> **WHAT THE EXERCISE ASKS**: Collect every line in the records below that contains the word "things".

################

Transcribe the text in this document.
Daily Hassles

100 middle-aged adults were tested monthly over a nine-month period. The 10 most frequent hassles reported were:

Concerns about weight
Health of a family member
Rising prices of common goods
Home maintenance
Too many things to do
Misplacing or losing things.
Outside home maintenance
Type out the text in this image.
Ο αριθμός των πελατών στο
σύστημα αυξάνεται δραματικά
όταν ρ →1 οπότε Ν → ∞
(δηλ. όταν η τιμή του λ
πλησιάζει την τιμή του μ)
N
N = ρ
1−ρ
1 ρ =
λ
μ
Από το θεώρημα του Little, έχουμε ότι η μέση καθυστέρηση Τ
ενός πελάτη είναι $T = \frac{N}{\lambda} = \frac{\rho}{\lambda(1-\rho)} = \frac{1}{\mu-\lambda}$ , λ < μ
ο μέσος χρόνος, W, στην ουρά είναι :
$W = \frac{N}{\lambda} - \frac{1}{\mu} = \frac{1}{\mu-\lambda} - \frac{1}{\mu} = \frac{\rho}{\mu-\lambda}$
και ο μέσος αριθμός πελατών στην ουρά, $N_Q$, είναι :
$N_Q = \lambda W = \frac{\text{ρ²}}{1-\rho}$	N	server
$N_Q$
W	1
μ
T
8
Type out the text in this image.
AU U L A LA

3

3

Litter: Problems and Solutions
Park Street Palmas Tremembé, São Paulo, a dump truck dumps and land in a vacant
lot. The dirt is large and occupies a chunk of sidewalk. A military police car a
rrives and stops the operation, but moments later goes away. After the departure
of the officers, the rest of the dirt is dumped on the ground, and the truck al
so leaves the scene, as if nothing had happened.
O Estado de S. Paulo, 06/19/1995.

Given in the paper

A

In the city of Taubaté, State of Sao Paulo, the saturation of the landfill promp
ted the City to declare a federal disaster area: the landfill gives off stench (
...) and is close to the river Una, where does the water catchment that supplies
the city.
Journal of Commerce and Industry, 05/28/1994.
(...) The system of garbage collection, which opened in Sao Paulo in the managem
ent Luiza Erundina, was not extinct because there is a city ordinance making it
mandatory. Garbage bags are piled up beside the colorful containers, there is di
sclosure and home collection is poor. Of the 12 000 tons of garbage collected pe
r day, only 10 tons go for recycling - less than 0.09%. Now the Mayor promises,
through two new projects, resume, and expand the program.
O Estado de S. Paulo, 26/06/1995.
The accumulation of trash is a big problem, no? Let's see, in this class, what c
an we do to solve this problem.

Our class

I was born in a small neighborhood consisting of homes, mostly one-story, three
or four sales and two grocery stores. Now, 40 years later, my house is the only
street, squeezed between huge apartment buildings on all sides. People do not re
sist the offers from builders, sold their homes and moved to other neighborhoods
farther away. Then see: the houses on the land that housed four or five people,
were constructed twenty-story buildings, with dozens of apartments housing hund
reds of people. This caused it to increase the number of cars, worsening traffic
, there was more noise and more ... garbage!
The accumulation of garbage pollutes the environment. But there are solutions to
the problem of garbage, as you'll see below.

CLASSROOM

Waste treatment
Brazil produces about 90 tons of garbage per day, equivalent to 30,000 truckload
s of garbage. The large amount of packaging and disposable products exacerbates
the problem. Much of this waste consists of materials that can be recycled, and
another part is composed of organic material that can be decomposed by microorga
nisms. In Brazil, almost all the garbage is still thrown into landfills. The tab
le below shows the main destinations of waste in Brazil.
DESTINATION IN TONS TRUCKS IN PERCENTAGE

################

> **THE RESPONSE**:
Too many things to do
Misplacing or losing things.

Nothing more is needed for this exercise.